• _Brief_
Look through the listing for the word "установки". Copy each line that has it.

(Dataset items)
------

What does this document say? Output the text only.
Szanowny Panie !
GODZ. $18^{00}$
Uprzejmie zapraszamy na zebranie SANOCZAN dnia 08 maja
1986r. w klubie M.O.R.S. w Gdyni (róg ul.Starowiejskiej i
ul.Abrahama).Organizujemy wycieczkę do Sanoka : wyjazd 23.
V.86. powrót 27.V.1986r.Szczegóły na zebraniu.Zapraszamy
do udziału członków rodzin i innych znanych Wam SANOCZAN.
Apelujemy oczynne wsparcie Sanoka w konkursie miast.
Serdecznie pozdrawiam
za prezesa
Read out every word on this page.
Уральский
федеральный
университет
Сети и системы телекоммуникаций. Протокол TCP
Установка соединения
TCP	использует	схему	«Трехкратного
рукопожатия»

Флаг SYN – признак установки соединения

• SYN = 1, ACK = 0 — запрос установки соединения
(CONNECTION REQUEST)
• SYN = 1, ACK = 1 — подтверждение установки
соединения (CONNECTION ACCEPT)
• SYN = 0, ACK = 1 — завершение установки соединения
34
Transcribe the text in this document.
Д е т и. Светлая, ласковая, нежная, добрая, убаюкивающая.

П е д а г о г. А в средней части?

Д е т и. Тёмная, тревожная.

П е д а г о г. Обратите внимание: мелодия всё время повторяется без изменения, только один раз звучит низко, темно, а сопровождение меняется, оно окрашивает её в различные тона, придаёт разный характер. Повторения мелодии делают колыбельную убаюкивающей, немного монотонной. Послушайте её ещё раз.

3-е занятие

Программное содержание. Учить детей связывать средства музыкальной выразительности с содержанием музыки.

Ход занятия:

------

• _Problem solution_
Флаг SYN – признак установки соединения
• SYN = 1, ACK = 0 — запрос установки соединения
• SYN = 1, ACK = 1 — подтверждение установки
• SYN = 0, ACK = 1 — завершение установки соединения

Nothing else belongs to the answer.